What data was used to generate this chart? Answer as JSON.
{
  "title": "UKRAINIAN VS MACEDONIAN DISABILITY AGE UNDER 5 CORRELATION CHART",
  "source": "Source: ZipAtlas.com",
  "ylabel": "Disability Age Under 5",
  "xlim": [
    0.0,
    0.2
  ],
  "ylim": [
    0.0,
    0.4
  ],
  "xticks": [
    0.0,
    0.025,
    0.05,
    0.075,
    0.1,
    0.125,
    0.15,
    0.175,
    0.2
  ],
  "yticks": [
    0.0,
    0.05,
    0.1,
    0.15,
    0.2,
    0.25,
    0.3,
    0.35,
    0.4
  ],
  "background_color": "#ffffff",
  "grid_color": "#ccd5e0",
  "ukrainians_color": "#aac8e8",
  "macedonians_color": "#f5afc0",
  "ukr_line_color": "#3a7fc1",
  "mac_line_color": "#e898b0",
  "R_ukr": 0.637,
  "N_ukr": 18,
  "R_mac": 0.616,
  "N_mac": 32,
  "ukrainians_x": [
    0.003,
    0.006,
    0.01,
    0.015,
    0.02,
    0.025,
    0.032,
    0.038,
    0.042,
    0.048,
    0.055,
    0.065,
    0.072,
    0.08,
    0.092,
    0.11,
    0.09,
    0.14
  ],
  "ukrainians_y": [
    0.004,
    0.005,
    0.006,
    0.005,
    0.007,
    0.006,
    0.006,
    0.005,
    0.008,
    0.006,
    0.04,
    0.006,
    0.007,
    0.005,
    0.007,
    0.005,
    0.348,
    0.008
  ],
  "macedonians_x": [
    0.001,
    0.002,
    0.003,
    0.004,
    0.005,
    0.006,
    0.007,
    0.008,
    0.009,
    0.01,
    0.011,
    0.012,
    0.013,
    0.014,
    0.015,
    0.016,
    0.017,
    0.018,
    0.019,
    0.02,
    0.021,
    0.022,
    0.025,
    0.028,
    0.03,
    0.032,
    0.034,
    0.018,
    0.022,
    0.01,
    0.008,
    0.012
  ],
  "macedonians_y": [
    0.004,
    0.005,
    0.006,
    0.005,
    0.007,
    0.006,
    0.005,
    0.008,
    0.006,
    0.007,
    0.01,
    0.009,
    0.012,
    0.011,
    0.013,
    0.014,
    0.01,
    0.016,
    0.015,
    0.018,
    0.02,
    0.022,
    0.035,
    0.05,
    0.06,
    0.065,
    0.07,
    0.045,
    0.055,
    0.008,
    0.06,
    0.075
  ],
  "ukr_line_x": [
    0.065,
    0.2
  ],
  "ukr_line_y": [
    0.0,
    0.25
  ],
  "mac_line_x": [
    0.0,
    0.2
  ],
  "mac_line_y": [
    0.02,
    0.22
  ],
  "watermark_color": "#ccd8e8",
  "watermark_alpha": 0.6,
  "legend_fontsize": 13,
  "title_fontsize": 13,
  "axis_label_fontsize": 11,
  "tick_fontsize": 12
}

■ ■ ■ ■

▶ _Directions_: Retype every record above exactly as written.

▶ _Correct output_:
What data was used to generate this chart? Answer as JSON.
{
  "title": "UKRAINIAN VS MACEDONIAN DISABILITY AGE UNDER 5 CORRELATION CHART",
  "source": "Source: ZipAtlas.com",
  "ylabel": "Disability Age Under 5",
  "xlim": [
    0.0,
    0.2
  ],
  "ylim": [
    0.0,
    0.4
  ],
  "xticks": [
    0.0,
    0.025,
    0.05,
    0.075,
    0.1,
    0.125,
    0.15,
    0.175,
    0.2
  ],
  "yticks": [
    0.0,
    0.05,
    0.1,
    0.15,
    0.2,
    0.25,
    0.3,
    0.35,
    0.4
  ],
  "background_color": "#ffffff",
  "grid_color": "#ccd5e0",
  "ukrainians_color": "#aac8e8",
  "macedonians_color": "#f5afc0",
  "ukr_line_color": "#3a7fc1",
  "mac_line_color": "#e898b0",
  "R_ukr": 0.637,
  "N_ukr": 18,
  "R_mac": 0.616,
  "N_mac": 32,
  "ukrainians_x": [
    0.003,
    0.006,
    0.01,
    0.015,
    0.02,
    0.025,
    0.032,
    0.038,
    0.042,
    0.048,
    0.055,
    0.065,
    0.072,
    0.08,
    0.092,
    0.11,
    0.09,
    0.14
  ],
  "ukrainians_y": [
    0.004,
    0.005,
    0.006,
    0.005,
    0.007,
    0.006,
    0.006,
    0.005,
    0.008,
    0.006,
    0.04,
    0.006,
    0.007,
    0.005,
    0.007,
    0.005,
    0.348,
    0.008
  ],
  "macedonians_x": [
    0.001,
    0.002,
    0.003,
    0.004,
    0.005,
    0.006,
    0.007,
    0.008,
    0.009,
    0.01,
    0.011,
    0.012,
    0.013,
    0.014,
    0.015,
    0.016,
    0.017,
    0.018,
    0.019,
    0.02,
    0.021,
    0.022,
    0.025,
    0.028,
    0.03,
    0.032,
    0.034,
    0.018,
    0.022,
    0.01,
    0.008,
    0.012
  ],
  "macedonians_y": [
    0.004,
    0.005,
    0.006,
    0.005,
    0.007,
    0.006,
    0.005,
    0.008,
    0.006,
    0.007,
    0.01,
    0.009,
    0.012,
    0.011,
    0.013,
    0.014,
    0.01,
    0.016,
    0.015,
    0.018,
    0.02,
    0.022,
    0.035,
    0.05,
    0.06,
    0.065,
    0.07,
    0.045,
    0.055,
    0.008,
    0.06,
    0.075
  ],
  "ukr_line_x": [
    0.065,
    0.2
  ],
  "ukr_line_y": [
    0.0,
    0.25
  ],
  "mac_line_x": [
    0.0,
    0.2
  ],
  "mac_line_y": [
    0.02,
    0.22
  ],
  "watermark_color": "#ccd8e8",
  "watermark_alpha": 0.6,
  "legend_fontsize": 13,
  "title_fontsize": 13,
  "axis_label_fontsize": 11,
  "tick_fontsize": 12
}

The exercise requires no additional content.